* **Task**
Reading down the listing below, count the lines where the word "true" shows up, then give only that count.

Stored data
◇ ◇ ◇ ◇ ◇ ◇ ◇
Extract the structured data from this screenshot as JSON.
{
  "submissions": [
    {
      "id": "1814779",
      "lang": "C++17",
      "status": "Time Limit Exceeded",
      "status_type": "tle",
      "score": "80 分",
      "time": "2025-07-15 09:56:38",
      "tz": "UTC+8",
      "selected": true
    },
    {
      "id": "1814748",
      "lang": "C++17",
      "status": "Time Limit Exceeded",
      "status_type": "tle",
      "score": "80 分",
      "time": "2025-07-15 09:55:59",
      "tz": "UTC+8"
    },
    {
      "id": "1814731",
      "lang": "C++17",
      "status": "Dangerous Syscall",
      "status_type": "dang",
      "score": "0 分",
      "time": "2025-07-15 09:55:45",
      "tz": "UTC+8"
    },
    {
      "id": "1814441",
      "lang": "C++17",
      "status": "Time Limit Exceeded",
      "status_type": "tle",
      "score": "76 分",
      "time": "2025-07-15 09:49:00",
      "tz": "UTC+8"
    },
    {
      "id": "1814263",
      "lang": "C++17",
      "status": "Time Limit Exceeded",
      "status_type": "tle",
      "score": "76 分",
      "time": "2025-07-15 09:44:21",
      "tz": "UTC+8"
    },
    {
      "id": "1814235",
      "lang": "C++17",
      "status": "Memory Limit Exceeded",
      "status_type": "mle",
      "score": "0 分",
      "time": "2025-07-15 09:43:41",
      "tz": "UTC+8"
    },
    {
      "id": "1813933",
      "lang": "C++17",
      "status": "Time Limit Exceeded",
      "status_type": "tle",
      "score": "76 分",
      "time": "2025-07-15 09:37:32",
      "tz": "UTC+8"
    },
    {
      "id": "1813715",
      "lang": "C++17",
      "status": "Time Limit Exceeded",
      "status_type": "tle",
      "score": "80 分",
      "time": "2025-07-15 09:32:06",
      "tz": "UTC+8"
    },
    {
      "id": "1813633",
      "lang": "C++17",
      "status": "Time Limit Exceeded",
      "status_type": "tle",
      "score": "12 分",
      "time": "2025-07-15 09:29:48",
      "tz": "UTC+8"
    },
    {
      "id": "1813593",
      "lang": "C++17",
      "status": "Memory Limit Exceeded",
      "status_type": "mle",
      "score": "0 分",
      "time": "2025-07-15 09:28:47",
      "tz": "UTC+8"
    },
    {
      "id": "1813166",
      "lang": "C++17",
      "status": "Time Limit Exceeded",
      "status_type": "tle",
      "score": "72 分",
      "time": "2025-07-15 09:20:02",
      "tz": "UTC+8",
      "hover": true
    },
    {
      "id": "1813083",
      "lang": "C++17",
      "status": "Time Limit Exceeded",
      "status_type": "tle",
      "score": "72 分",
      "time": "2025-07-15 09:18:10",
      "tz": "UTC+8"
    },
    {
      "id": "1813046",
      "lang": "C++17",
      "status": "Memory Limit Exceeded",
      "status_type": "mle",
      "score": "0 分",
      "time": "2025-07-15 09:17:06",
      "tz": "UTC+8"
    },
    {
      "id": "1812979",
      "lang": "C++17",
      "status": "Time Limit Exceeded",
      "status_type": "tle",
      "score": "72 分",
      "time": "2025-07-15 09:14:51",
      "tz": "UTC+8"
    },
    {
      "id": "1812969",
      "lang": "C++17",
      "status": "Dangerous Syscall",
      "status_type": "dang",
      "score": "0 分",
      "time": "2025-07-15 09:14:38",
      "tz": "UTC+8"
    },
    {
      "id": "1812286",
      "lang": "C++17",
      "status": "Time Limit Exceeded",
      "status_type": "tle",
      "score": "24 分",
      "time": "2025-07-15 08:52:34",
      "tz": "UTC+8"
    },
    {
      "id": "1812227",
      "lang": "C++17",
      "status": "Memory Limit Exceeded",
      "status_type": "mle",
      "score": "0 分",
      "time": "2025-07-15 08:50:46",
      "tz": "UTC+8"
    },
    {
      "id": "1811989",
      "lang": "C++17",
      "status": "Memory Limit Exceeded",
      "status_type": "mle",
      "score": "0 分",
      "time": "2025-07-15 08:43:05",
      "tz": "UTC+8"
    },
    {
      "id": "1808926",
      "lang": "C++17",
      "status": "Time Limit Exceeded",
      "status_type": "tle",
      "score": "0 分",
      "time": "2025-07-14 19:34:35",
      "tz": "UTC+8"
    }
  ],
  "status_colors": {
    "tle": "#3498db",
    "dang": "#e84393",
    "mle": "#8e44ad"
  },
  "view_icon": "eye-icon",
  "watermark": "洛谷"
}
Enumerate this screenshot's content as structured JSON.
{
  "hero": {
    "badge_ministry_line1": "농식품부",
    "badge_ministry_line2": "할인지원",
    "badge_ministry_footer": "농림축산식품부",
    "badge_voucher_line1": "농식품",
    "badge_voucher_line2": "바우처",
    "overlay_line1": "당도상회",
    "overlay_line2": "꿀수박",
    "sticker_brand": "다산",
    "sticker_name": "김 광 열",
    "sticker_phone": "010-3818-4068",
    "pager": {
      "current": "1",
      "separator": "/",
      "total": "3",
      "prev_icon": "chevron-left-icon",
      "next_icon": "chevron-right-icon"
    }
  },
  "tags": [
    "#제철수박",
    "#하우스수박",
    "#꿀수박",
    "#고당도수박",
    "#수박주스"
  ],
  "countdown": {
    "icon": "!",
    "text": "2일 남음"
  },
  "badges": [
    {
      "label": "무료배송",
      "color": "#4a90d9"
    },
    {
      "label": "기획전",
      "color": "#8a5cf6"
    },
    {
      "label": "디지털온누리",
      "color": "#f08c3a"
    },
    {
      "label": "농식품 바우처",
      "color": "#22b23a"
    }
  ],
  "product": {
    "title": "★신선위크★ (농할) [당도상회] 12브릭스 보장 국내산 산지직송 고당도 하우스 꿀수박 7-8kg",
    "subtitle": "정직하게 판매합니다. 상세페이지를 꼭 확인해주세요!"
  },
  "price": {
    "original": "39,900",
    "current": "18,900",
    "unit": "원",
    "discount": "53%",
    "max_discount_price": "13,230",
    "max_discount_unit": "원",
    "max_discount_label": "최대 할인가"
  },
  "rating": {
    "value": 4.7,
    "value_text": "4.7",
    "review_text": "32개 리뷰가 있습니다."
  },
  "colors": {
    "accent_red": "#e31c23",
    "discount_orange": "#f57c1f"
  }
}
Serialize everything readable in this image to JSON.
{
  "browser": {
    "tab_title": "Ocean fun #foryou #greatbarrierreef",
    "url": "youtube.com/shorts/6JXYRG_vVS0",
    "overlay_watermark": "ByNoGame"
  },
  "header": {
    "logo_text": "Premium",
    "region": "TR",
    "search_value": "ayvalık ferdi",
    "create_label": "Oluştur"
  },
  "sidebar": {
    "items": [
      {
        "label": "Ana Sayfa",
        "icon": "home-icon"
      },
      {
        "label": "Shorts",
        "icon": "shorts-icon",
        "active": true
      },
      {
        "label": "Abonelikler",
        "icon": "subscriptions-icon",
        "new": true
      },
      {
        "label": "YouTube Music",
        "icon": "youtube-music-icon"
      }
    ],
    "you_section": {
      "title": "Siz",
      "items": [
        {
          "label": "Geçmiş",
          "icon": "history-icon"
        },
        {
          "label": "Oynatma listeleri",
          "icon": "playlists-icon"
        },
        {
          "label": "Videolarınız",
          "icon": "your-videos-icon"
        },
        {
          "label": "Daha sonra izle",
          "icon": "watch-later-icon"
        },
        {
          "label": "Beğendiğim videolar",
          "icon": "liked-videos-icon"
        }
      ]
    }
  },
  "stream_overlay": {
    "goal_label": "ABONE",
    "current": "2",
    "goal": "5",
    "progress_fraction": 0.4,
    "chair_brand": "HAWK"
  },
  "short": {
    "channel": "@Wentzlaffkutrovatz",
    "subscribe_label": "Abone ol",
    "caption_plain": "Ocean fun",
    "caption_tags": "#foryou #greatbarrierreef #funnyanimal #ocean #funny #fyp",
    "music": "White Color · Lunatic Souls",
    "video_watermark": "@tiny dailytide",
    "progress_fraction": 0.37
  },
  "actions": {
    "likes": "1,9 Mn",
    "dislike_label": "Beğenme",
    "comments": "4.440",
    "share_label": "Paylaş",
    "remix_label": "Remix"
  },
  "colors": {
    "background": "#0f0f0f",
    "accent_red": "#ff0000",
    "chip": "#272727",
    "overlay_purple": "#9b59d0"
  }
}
◇ ◇ ◇ ◇ ◇ ◇ ◇
* **Solution to the problem**
4